- **EXERCISE OBJECTIVE**
Copy out every record below, word for word.

━━ DATA PROVIDED ━━

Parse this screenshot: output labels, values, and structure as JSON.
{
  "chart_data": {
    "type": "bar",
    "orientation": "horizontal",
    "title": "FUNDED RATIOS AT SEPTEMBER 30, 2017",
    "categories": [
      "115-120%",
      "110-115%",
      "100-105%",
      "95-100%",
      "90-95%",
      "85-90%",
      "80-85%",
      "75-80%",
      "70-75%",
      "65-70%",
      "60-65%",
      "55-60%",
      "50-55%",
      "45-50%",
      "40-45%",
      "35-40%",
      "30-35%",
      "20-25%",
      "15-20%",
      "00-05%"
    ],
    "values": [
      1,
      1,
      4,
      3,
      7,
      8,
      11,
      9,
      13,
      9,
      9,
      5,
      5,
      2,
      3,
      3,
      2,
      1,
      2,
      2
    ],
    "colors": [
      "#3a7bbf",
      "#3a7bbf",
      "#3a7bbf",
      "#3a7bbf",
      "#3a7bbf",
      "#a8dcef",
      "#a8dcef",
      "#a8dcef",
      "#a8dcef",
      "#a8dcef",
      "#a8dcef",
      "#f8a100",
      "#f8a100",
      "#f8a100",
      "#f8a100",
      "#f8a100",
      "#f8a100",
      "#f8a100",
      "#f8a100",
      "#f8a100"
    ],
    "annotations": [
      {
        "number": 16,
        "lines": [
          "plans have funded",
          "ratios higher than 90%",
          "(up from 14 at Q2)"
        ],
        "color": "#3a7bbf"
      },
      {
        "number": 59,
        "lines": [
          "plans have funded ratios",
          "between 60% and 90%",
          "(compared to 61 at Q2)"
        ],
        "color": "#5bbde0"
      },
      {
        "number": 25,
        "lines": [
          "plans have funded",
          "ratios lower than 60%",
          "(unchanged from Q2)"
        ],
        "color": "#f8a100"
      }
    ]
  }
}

━━━

- **COMPLETE ANSWER**
Parse this screenshot: output labels, values, and structure as JSON.
{
  "chart_data": {
    "type": "bar",
    "orientation": "horizontal",
    "title": "FUNDED RATIOS AT SEPTEMBER 30, 2017",
    "categories": [
      "115-120%",
      "110-115%",
      "100-105%",
      "95-100%",
      "90-95%",
      "85-90%",
      "80-85%",
      "75-80%",
      "70-75%",
      "65-70%",
      "60-65%",
      "55-60%",
      "50-55%",
      "45-50%",
      "40-45%",
      "35-40%",
      "30-35%",
      "20-25%",
      "15-20%",
      "00-05%"
    ],
    "values": [
      1,
      1,
      4,
      3,
      7,
      8,
      11,
      9,
      13,
      9,
      9,
      5,
      5,
      2,
      3,
      3,
      2,
      1,
      2,
      2
    ],
    "colors": [
      "#3a7bbf",
      "#3a7bbf",
      "#3a7bbf",
      "#3a7bbf",
      "#3a7bbf",
      "#a8dcef",
      "#a8dcef",
      "#a8dcef",
      "#a8dcef",
      "#a8dcef",
      "#a8dcef",
      "#f8a100",
      "#f8a100",
      "#f8a100",
      "#f8a100",
      "#f8a100",
      "#f8a100",
      "#f8a100",
      "#f8a100",
      "#f8a100"
    ],
    "annotations": [
      {
        "number": 16,
        "lines": [
          "plans have funded",
          "ratios higher than 90%",
          "(up from 14 at Q2)"
        ],
        "color": "#3a7bbf"
      },
      {
        "number": 59,
        "lines": [
          "plans have funded ratios",
          "between 60% and 90%",
          "(compared to 61 at Q2)"
        ],
        "color": "#5bbde0"
      },
      {
        "number": 25,
        "lines": [
          "plans have funded",
          "ratios lower than 60%",
          "(unchanged from Q2)"
        ],
        "color": "#f8a100"
      }
    ]
  }
}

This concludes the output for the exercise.